> _Problem_: Each line of the material below that holds the word "DISPERSIÓN" needs to be copied.

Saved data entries
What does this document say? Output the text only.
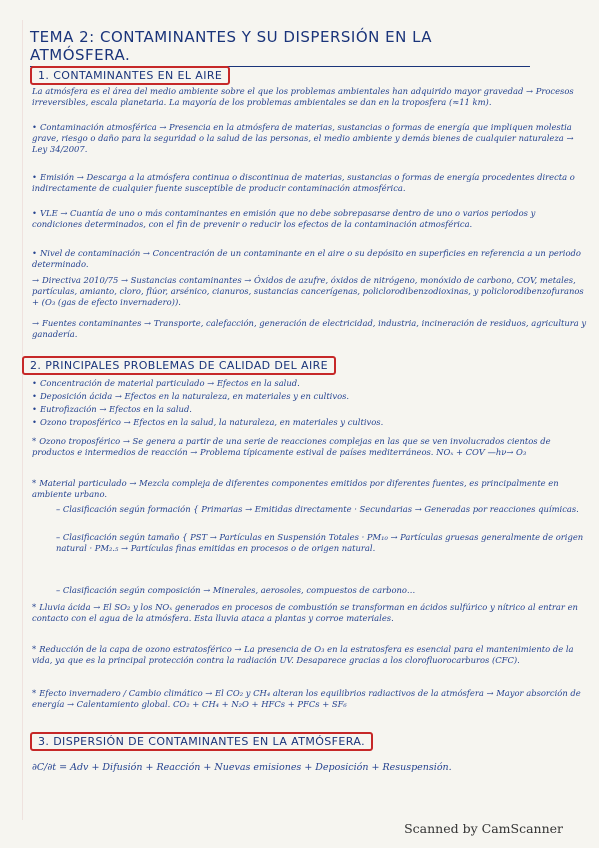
TEMA 2: CONTAMINANTES Y SU DISPERSIÓN EN LA ATMÓSFERA.
1. CONTAMINANTES EN EL AIRE
La atmósfera es el área del medio ambiente sobre el que los problemas ambientales han adquirido mayor gravedad → Procesos irreversibles, escala planetaria. La mayoría de los problemas ambientales se dan en la troposfera (≈11 km).
• Contaminación atmosférica → Presencia en la atmósfera de materias, sustancias o formas de energía que impliquen molestia grave, riesgo o daño para la seguridad o la salud de las personas, el medio ambiente y demás bienes de cualquier naturaleza → Ley 34/2007.
• Emisión → Descarga a la atmósfera continua o discontinua de materias, sustancias o formas de energía procedentes directa o indirectamente de cualquier fuente susceptible de producir contaminación atmosférica.
• VLE → Cuantía de uno o más contaminantes en emisión que no debe sobrepasarse dentro de uno o varios periodos y condiciones determinados, con el fin de prevenir o reducir los efectos de la contaminación atmosférica.
• Nivel de contaminación → Concentración de un contaminante en el aire o su depósito en superficies en referencia a un periodo determinado.
→ Directiva 2010/75 → Sustancias contaminantes → Óxidos de azufre, óxidos de nitrógeno, monóxido de carbono, COV, metales, partículas, amianto, cloro, flúor, arsénico, cianuros, sustancias cancerígenas, policlorodibenzodioxinas, y policlorodibenzofuranos + (O₃ (gas de efecto invernadero)).
→ Fuentes contaminantes → Transporte, calefacción, generación de electricidad, industria, incineración de residuos, agricultura y ganadería.
2. PRINCIPALES PROBLEMAS DE CALIDAD DEL AIRE
• Concentración de material particulado → Efectos en la salud.
• Deposición ácida → Efectos en la naturaleza, en materiales y en cultivos.
• Eutrofización → Efectos en la salud.
• Ozono troposférico → Efectos en la salud, la naturaleza, en materiales y cultivos.
* Ozono troposférico → Se genera a partir de una serie de reacciones complejas en las que se ven involucrados cientos de productos e intermedios de reacción → Problema típicamente estival de países mediterráneos. NOₓ + COV —hν→ O₃
* Material particulado → Mezcla compleja de diferentes componentes emitidos por diferentes fuentes, es principalmente en ambiente urbano.
– Clasificación según formación { Primarias → Emitidas directamente · Secundarias → Generadas por reacciones químicas.
– Clasificación según tamaño { PST → Partículas en Suspensión Totales · PM₁₀ → Partículas gruesas generalmente de origen natural · PM₂.₅ → Partículas finas emitidas en procesos o de origen natural.
– Clasificación según composición → Minerales, aerosoles, compuestos de carbono…
* Lluvia ácida → El SO₂ y los NOₓ generados en procesos de combustión se transforman en ácidos sulfúrico y nítrico al entrar en contacto con el agua de la atmósfera. Esta lluvia ataca a plantas y corroe materiales.
* Reducción de la capa de ozono estratosférico → La presencia de O₃ en la estratosfera es esencial para el mantenimiento de la vida, ya que es la principal protección contra la radiación UV. Desaparece gracias a los clorofluorocarburos (CFC).
* Efecto invernadero / Cambio climático → El CO₂ y CH₄ alteran los equilibrios radiactivos de la atmósfera → Mayor absorción de energía → Calentamiento global. CO₂ + CH₄ + N₂O + HFCs + PFCs + SF₆
3. DISPERSIÓN DE CONTAMINANTES EN LA ATMÓSFERA.
∂C/∂t = Adv + Difusión + Reacción + Nuevas emisiones + Deposición + Resuspensión.
Scanned by CamScanner
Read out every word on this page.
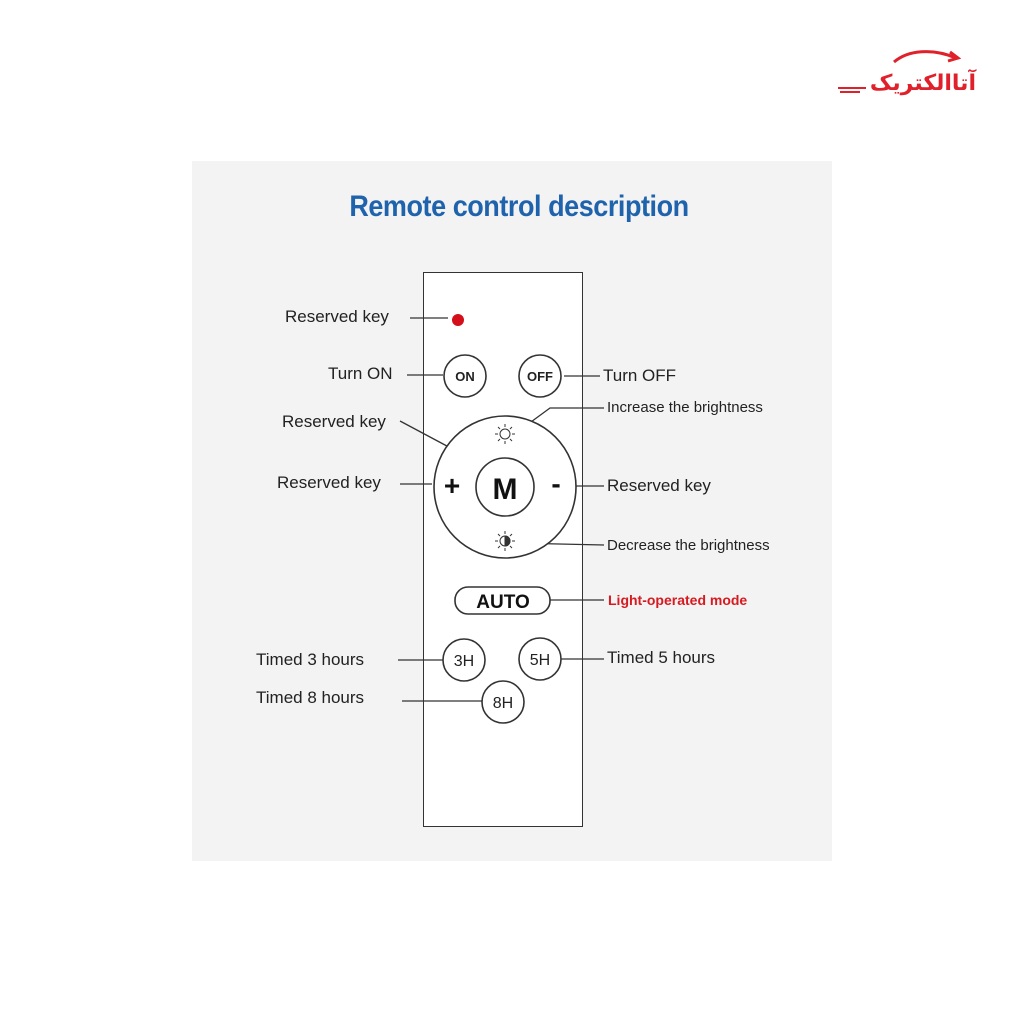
آتاالکتریک
Remote control description
ON	OFF
M
+	-
AUTO
3H	5H
8H
Reserved key
Turn ON	Turn OFF
Increase the brightness
Reserved key
Reserved key	Reserved key
Decrease the brightness
Light-operated mode
Timed 3 hours	Timed 5 hours
Timed 8 hours
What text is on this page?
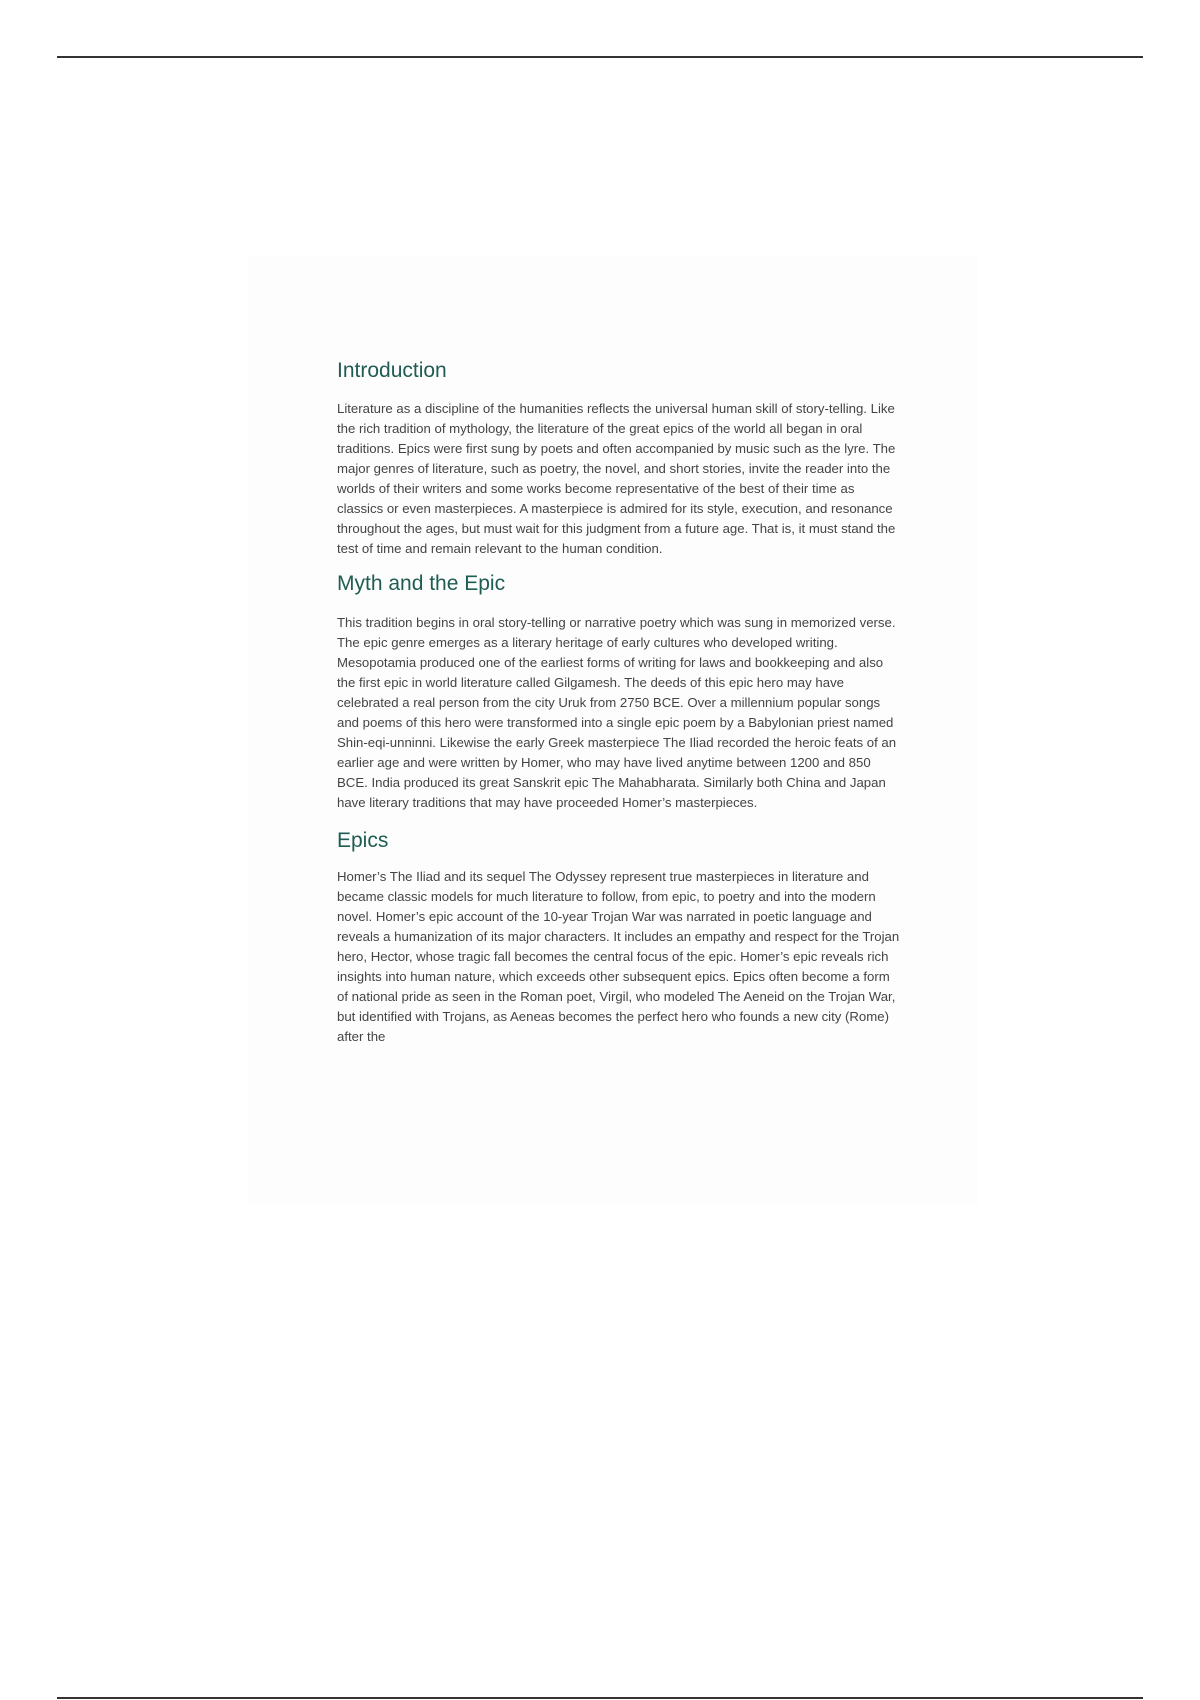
Introduction

Literature as a discipline of the humanities reflects the universal human skill of story-telling. Like the rich tradition of mythology, the literature of the great epics of the world all began in oral traditions. Epics were first sung by poets and often accompanied by music such as the lyre. The major genres of literature, such as poetry, the novel, and short stories, invite the reader into the worlds of their writers and some works become representative of the best of their time as classics or even masterpieces. A masterpiece is admired for its style, execution, and resonance throughout the ages, but must wait for this judgment from a future age. That is, it must stand the test of time and remain relevant to the human condition.

Myth and the Epic

This tradition begins in oral story-telling or narrative poetry which was sung in memorized verse. The epic genre emerges as a literary heritage of early cultures who developed writing. Mesopotamia produced one of the earliest forms of writing for laws and bookkeeping and also the first epic in world literature called Gilgamesh. The deeds of this epic hero may have celebrated a real person from the city Uruk from 2750 BCE. Over a millennium popular songs and poems of this hero were transformed into a single epic poem by a Babylonian priest named Shin-eqi-unninni. Likewise the early Greek masterpiece The Iliad recorded the heroic feats of an earlier age and were written by Homer, who may have lived anytime between 1200 and 850 BCE. India produced its great Sanskrit epic The Mahabharata. Similarly both China and Japan have literary traditions that may have proceeded Homer’s masterpieces.

Epics

Homer’s The Iliad and its sequel The Odyssey represent true masterpieces in literature and became classic models for much literature to follow, from epic, to poetry and into the modern novel. Homer’s epic account of the 10-year Trojan War was narrated in poetic language and reveals a humanization of its major characters. It includes an empathy and respect for the Trojan hero, Hector, whose tragic fall becomes the central focus of the epic. Homer’s epic reveals rich insights into human nature, which exceeds other subsequent epics. Epics often become a form of national pride as seen in the Roman poet, Virgil, who modeled The Aeneid on the Trojan War, but identified with Trojans, as Aeneas becomes the perfect hero who founds a new city (Rome) after the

> _Full output_:
TEMA 2: CONTAMINANTES Y SU DISPERSIÓN EN LA ATMÓSFERA.
3. DISPERSIÓN DE CONTAMINANTES EN LA ATMÓSFERA.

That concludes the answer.